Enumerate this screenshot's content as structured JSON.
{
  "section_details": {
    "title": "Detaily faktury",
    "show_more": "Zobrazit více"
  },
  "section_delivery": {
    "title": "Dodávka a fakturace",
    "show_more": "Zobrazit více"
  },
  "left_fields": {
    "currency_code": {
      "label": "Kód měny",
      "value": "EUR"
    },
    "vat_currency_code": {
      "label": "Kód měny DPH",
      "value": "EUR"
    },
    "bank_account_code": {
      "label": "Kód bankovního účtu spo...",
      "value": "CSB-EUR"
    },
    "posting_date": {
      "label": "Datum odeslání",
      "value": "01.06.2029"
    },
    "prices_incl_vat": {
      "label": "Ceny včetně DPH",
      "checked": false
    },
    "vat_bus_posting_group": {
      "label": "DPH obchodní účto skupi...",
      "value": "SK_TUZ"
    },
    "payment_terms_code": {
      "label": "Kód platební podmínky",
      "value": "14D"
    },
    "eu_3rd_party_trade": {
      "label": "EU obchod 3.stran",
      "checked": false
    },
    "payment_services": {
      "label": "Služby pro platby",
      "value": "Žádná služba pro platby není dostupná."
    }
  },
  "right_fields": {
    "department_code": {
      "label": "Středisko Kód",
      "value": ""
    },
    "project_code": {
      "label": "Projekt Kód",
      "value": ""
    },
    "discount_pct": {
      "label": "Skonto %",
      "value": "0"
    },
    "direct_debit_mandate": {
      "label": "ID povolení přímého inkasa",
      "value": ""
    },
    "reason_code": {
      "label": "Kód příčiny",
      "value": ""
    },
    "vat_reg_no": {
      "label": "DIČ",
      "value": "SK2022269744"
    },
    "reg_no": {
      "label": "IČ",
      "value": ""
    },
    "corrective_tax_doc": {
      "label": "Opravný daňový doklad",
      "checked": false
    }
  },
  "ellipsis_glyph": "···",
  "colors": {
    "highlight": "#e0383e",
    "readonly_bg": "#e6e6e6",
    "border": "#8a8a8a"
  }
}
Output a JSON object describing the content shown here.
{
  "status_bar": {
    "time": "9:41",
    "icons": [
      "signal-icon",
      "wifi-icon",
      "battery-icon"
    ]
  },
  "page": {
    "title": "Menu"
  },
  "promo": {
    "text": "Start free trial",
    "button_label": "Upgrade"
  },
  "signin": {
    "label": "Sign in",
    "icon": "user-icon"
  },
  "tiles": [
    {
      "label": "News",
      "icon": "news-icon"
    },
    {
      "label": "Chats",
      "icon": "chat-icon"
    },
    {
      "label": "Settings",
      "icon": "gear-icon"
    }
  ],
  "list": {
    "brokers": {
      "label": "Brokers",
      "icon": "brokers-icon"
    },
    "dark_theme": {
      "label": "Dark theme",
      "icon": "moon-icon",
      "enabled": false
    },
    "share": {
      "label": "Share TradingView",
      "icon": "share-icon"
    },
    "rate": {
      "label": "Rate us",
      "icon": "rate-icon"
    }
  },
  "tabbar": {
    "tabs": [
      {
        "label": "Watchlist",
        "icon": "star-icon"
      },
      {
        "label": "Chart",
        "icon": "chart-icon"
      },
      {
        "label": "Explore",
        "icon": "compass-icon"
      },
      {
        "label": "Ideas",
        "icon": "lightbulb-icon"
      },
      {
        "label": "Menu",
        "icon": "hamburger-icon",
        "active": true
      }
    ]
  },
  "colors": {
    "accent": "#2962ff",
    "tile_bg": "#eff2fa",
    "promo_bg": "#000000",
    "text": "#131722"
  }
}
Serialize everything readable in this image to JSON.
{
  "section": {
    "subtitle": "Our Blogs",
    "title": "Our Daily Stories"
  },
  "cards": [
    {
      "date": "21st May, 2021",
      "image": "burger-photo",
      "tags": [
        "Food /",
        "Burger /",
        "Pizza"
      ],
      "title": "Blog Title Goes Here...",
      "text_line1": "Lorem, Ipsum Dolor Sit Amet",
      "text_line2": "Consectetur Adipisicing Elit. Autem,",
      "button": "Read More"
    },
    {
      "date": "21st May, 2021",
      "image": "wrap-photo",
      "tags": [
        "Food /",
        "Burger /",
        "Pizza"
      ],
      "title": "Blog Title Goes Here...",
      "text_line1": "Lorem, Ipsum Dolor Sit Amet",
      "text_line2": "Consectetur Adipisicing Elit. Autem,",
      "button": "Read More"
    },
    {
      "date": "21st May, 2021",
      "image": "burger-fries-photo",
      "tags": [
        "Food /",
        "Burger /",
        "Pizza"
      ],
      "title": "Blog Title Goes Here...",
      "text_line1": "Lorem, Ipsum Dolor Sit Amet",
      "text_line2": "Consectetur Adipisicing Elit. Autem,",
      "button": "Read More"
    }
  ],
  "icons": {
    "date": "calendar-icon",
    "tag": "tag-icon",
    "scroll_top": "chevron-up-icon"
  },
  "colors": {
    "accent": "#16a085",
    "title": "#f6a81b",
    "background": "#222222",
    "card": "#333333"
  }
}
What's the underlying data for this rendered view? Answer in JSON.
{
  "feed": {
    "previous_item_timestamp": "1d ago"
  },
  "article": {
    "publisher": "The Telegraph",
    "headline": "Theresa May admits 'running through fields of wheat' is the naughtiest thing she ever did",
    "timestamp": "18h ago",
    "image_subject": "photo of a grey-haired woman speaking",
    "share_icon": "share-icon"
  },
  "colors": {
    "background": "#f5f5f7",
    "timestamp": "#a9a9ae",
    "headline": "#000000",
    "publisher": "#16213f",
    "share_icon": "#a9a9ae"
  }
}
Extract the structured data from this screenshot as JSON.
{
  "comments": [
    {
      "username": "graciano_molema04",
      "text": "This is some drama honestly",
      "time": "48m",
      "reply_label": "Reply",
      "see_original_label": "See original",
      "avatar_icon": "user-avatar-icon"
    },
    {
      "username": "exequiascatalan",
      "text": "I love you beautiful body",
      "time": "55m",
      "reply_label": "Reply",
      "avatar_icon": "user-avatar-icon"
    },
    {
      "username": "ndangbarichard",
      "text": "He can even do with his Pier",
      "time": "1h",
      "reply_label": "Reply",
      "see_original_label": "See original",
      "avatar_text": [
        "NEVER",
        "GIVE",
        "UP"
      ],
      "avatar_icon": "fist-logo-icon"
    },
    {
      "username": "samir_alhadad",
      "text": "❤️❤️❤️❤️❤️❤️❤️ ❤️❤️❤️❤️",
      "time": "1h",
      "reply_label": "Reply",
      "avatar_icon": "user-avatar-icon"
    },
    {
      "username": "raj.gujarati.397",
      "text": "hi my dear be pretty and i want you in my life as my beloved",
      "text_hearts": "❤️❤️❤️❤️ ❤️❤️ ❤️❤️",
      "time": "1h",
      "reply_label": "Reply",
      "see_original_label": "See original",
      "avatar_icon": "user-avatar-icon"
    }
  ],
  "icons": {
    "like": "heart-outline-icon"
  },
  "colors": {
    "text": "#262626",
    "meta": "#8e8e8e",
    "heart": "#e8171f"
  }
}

○ ○ ○ ○

■ PROBLEM STATEMENT: Without leaving anything out, give the entries again exactly.

■ EXPECTED ANSWER:
Enumerate this screenshot's content as structured JSON.
{
  "section_details": {
    "title": "Detaily faktury",
    "show_more": "Zobrazit více"
  },
  "section_delivery": {
    "title": "Dodávka a fakturace",
    "show_more": "Zobrazit více"
  },
  "left_fields": {
    "currency_code": {
      "label": "Kód měny",
      "value": "EUR"
    },
    "vat_currency_code": {
      "label": "Kód měny DPH",
      "value": "EUR"
    },
    "bank_account_code": {
      "label": "Kód bankovního účtu spo...",
      "value": "CSB-EUR"
    },
    "posting_date": {
      "label": "Datum odeslání",
      "value": "01.06.2029"
    },
    "prices_incl_vat": {
      "label": "Ceny včetně DPH",
      "checked": false
    },
    "vat_bus_posting_group": {
      "label": "DPH obchodní účto skupi...",
      "value": "SK_TUZ"
    },
    "payment_terms_code": {
      "label": "Kód platební podmínky",
      "value": "14D"
    },
    "eu_3rd_party_trade": {
      "label": "EU obchod 3.stran",
      "checked": false
    },
    "payment_services": {
      "label": "Služby pro platby",
      "value": "Žádná služba pro platby není dostupná."
    }
  },
  "right_fields": {
    "department_code": {
      "label": "Středisko Kód",
      "value": ""
    },
    "project_code": {
      "label": "Projekt Kód",
      "value": ""
    },
    "discount_pct": {
      "label": "Skonto %",
      "value": "0"
    },
    "direct_debit_mandate": {
      "label": "ID povolení přímého inkasa",
      "value": ""
    },
    "reason_code": {
      "label": "Kód příčiny",
      "value": ""
    },
    "vat_reg_no": {
      "label": "DIČ",
      "value": "SK2022269744"
    },
    "reg_no": {
      "label": "IČ",
      "value": ""
    },
    "corrective_tax_doc": {
      "label": "Opravný daňový doklad",
      "checked": false
    }
  },
  "ellipsis_glyph": "···",
  "colors": {
    "highlight": "#e0383e",
    "readonly_bg": "#e6e6e6",
    "border": "#8a8a8a"
  }
}
Output a JSON object describing the content shown here.
{
  "status_bar": {
    "time": "9:41",
    "icons": [
      "signal-icon",
      "wifi-icon",
      "battery-icon"
    ]
  },
  "page": {
    "title": "Menu"
  },
  "promo": {
    "text": "Start free trial",
    "button_label": "Upgrade"
  },
  "signin": {
    "label": "Sign in",
    "icon": "user-icon"
  },
  "tiles": [
    {
      "label": "News",
      "icon": "news-icon"
    },
    {
      "label": "Chats",
      "icon": "chat-icon"
    },
    {
      "label": "Settings",
      "icon": "gear-icon"
    }
  ],
  "list": {
    "brokers": {
      "label": "Brokers",
      "icon": "brokers-icon"
    },
    "dark_theme": {
      "label": "Dark theme",
      "icon": "moon-icon",
      "enabled": false
    },
    "share": {
      "label": "Share TradingView",
      "icon": "share-icon"
    },
    "rate": {
      "label": "Rate us",
      "icon": "rate-icon"
    }
  },
  "tabbar": {
    "tabs": [
      {
        "label": "Watchlist",
        "icon": "star-icon"
      },
      {
        "label": "Chart",
        "icon": "chart-icon"
      },
      {
        "label": "Explore",
        "icon": "compass-icon"
      },
      {
        "label": "Ideas",
        "icon": "lightbulb-icon"
      },
      {
        "label": "Menu",
        "icon": "hamburger-icon",
        "active": true
      }
    ]
  },
  "colors": {
    "accent": "#2962ff",
    "tile_bg": "#eff2fa",
    "promo_bg": "#000000",
    "text": "#131722"
  }
}
Serialize everything readable in this image to JSON.
{
  "section": {
    "subtitle": "Our Blogs",
    "title": "Our Daily Stories"
  },
  "cards": [
    {
      "date": "21st May, 2021",
      "image": "burger-photo",
      "tags": [
        "Food /",
        "Burger /",
        "Pizza"
      ],
      "title": "Blog Title Goes Here...",
      "text_line1": "Lorem, Ipsum Dolor Sit Amet",
      "text_line2": "Consectetur Adipisicing Elit. Autem,",
      "button": "Read More"
    },
    {
      "date": "21st May, 2021",
      "image": "wrap-photo",
      "tags": [
        "Food /",
        "Burger /",
        "Pizza"
      ],
      "title": "Blog Title Goes Here...",
      "text_line1": "Lorem, Ipsum Dolor Sit Amet",
      "text_line2": "Consectetur Adipisicing Elit. Autem,",
      "button": "Read More"
    },
    {
      "date": "21st May, 2021",
      "image": "burger-fries-photo",
      "tags": [
        "Food /",
        "Burger /",
        "Pizza"
      ],
      "title": "Blog Title Goes Here...",
      "text_line1": "Lorem, Ipsum Dolor Sit Amet",
      "text_line2": "Consectetur Adipisicing Elit. Autem,",
      "button": "Read More"
    }
  ],
  "icons": {
    "date": "calendar-icon",
    "tag": "tag-icon",
    "scroll_top": "chevron-up-icon"
  },
  "colors": {
    "accent": "#16a085",
    "title": "#f6a81b",
    "background": "#222222",
    "card": "#333333"
  }
}
What's the underlying data for this rendered view? Answer in JSON.
{
  "feed": {
    "previous_item_timestamp": "1d ago"
  },
  "article": {
    "publisher": "The Telegraph",
    "headline": "Theresa May admits 'running through fields of wheat' is the naughtiest thing she ever did",
    "timestamp": "18h ago",
    "image_subject": "photo of a grey-haired woman speaking",
    "share_icon": "share-icon"
  },
  "colors": {
    "background": "#f5f5f7",
    "timestamp": "#a9a9ae",
    "headline": "#000000",
    "publisher": "#16213f",
    "share_icon": "#a9a9ae"
  }
}
Extract the structured data from this screenshot as JSON.
{
  "comments": [
    {
      "username": "graciano_molema04",
      "text": "This is some drama honestly",
      "time": "48m",
      "reply_label": "Reply",
      "see_original_label": "See original",
      "avatar_icon": "user-avatar-icon"
    },
    {
      "username": "exequiascatalan",
      "text": "I love you beautiful body",
      "time": "55m",
      "reply_label": "Reply",
      "avatar_icon": "user-avatar-icon"
    },
    {
      "username": "ndangbarichard",
      "text": "He can even do with his Pier",
      "time": "1h",
      "reply_label": "Reply",
      "see_original_label": "See original",
      "avatar_text": [
        "NEVER",
        "GIVE",
        "UP"
      ],
      "avatar_icon": "fist-logo-icon"
    },
    {
      "username": "samir_alhadad",
      "text": "❤️❤️❤️❤️❤️❤️❤️ ❤️❤️❤️❤️",
      "time": "1h",
      "reply_label": "Reply",
      "avatar_icon": "user-avatar-icon"
    },
    {
      "username": "raj.gujarati.397",
      "text": "hi my dear be pretty and i want you in my life as my beloved",
      "text_hearts": "❤️❤️❤️❤️ ❤️❤️ ❤️❤️",
      "time": "1h",
      "reply_label": "Reply",
      "see_original_label": "See original",
      "avatar_icon": "user-avatar-icon"
    }
  ],
  "icons": {
    "like": "heart-outline-icon"
  },
  "colors": {
    "text": "#262626",
    "meta": "#8e8e8e",
    "heart": "#e8171f"
  }
}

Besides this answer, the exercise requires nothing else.